Task prompt: All lines in the data bearing the string "text" should be identified and copied.

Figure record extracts
****************************************

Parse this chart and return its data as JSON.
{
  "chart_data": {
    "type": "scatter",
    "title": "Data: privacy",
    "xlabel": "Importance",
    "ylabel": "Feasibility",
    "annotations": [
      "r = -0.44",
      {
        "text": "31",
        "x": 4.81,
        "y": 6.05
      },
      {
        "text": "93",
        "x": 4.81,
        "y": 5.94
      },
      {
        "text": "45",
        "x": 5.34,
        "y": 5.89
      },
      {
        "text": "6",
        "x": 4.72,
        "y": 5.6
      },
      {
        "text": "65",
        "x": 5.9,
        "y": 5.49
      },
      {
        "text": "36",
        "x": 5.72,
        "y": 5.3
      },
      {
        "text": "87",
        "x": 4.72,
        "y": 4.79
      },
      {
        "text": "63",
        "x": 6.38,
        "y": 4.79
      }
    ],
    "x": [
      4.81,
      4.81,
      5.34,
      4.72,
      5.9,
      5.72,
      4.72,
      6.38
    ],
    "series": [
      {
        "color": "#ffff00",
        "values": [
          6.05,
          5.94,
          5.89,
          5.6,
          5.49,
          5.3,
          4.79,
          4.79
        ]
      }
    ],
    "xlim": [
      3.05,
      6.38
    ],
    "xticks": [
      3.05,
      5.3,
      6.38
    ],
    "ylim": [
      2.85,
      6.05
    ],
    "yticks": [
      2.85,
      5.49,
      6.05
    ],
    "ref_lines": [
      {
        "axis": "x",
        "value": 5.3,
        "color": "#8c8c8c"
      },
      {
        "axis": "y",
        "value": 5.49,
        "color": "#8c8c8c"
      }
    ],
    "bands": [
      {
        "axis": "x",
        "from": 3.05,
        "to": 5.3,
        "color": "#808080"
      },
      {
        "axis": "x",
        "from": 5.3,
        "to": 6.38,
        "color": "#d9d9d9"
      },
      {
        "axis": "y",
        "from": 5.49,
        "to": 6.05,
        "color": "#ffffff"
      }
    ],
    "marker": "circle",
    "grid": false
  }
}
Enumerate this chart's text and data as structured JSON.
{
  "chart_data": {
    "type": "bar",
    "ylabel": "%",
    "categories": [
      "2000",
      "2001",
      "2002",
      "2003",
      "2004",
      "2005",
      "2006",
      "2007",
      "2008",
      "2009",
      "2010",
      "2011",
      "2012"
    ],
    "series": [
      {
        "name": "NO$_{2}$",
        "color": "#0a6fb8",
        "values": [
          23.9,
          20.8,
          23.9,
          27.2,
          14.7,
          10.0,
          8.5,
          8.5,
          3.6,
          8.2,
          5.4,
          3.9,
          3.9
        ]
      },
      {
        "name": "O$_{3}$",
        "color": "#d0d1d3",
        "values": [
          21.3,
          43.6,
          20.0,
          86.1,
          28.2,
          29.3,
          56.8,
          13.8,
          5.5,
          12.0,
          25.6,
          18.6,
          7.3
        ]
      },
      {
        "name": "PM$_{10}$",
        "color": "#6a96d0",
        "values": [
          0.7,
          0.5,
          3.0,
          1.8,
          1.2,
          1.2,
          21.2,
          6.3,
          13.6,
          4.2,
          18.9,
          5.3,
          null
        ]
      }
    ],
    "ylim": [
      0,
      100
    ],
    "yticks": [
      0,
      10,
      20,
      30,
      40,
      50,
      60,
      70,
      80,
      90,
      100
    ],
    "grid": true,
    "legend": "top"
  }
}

****************************************

Result:
        "text": "31",
        "text": "93",
        "text": "45",
        "text": "6",
        "text": "65",
        "text": "36",
        "text": "87",
        "text": "63",
Enumerate this chart's text and data as structured JSON.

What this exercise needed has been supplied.